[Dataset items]
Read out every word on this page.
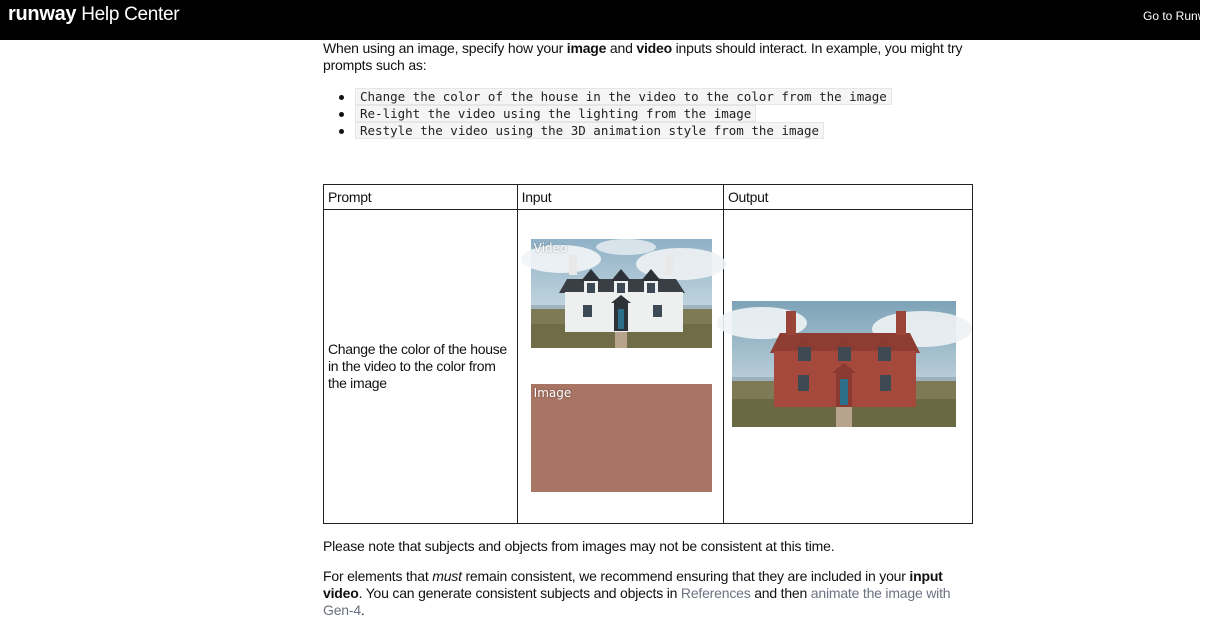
runway Help Center	Go to Runwa

When using an image, specify how your image and video inputs should interact. In example, you might try prompts such as:

Change the color of the house in the video to the color from the image
Re-light the video using the lighting from the image
Restyle the video using the 3D animation style from the image
Prompt	Input	Output
Change the color of the house in the video to the color from the image	Video
Image

Please note that subjects and objects from images may not be consistent at this time.

For elements that must remain consistent, we recommend ensuring that they are included in your input video. You can generate consistent subjects and objects in References and then animate the image with Gen-4.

Goal of the exercise: From the entries above, extract each line containing "objects".

Exercise response:
Please note that subjects and objects from images may not be consistent at this time.
For elements that must remain consistent, we recommend ensuring that they are included in your input video. You can generate consistent subjects and objects in References and then animate the image with Gen-4.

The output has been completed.